* **WHAT YOU WILL DO**
The entries below are to be transcribed in full, without their images.

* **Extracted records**

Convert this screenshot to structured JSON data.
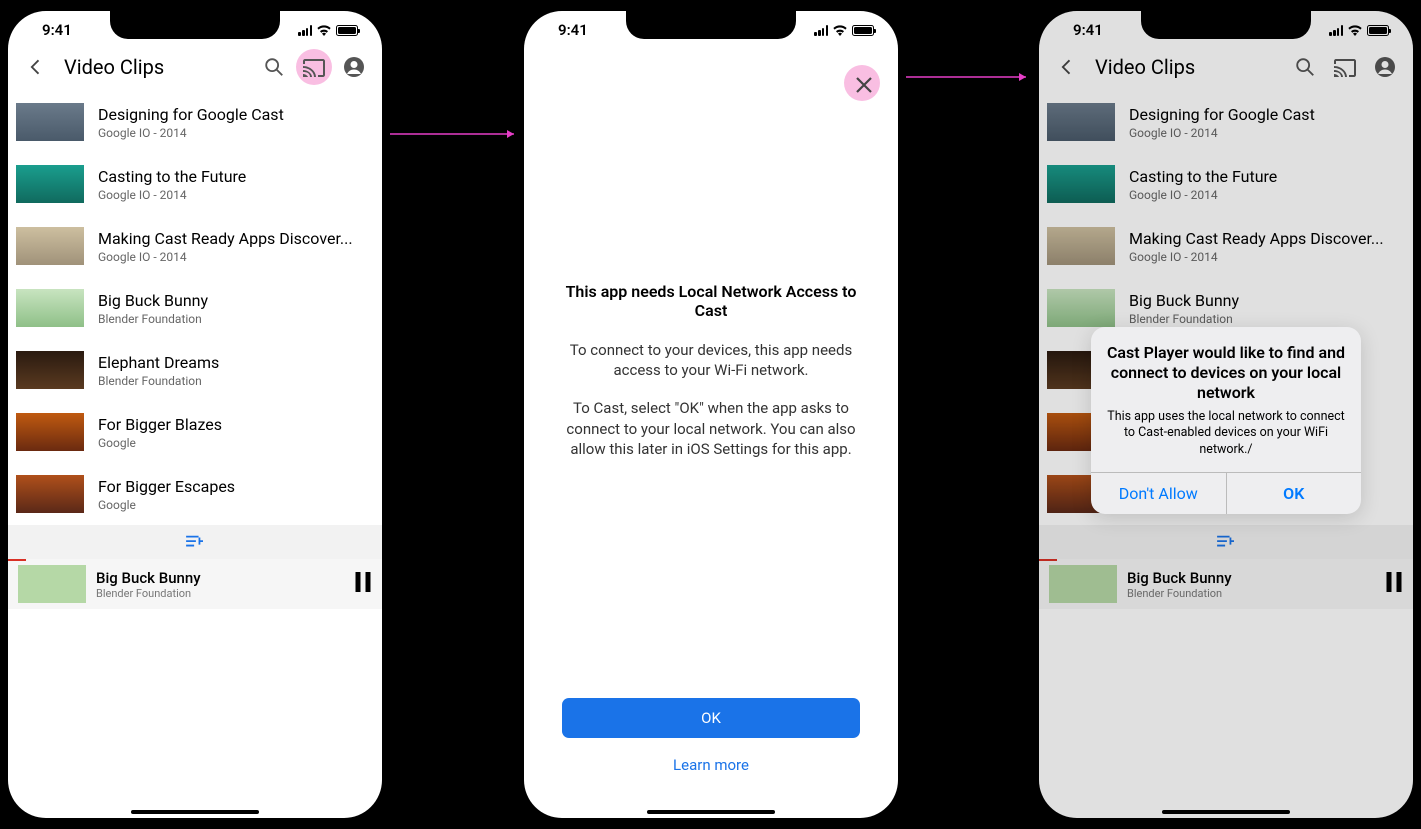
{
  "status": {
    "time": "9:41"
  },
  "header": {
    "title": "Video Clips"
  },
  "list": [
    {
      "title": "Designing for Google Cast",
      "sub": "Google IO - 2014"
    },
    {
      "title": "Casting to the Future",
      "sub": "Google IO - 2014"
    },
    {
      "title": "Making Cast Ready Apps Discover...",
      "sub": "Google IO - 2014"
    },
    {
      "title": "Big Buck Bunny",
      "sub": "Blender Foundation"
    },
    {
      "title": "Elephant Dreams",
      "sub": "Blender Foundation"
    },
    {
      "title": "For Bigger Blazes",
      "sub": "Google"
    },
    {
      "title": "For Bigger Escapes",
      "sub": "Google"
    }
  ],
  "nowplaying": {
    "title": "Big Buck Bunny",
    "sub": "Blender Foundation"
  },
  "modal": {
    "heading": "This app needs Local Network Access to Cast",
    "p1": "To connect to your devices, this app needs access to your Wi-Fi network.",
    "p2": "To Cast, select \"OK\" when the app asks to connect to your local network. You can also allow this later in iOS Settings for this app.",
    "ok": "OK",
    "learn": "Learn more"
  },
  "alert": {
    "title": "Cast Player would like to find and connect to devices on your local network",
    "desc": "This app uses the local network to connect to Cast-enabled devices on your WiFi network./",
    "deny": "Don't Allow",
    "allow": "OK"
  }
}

* **TASK ANSWER**
Convert this screenshot to structured JSON data.
{
  "status": {
    "time": "9:41"
  },
  "header": {
    "title": "Video Clips"
  },
  "list": [
    {
      "title": "Designing for Google Cast",
      "sub": "Google IO - 2014"
    },
    {
      "title": "Casting to the Future",
      "sub": "Google IO - 2014"
    },
    {
      "title": "Making Cast Ready Apps Discover...",
      "sub": "Google IO - 2014"
    },
    {
      "title": "Big Buck Bunny",
      "sub": "Blender Foundation"
    },
    {
      "title": "Elephant Dreams",
      "sub": "Blender Foundation"
    },
    {
      "title": "For Bigger Blazes",
      "sub": "Google"
    },
    {
      "title": "For Bigger Escapes",
      "sub": "Google"
    }
  ],
  "nowplaying": {
    "title": "Big Buck Bunny",
    "sub": "Blender Foundation"
  },
  "modal": {
    "heading": "This app needs Local Network Access to Cast",
    "p1": "To connect to your devices, this app needs access to your Wi-Fi network.",
    "p2": "To Cast, select \"OK\" when the app asks to connect to your local network. You can also allow this later in iOS Settings for this app.",
    "ok": "OK",
    "learn": "Learn more"
  },
  "alert": {
    "title": "Cast Player would like to find and connect to devices on your local network",
    "desc": "This app uses the local network to connect to Cast-enabled devices on your WiFi network./",
    "deny": "Don't Allow",
    "allow": "OK"
  }
}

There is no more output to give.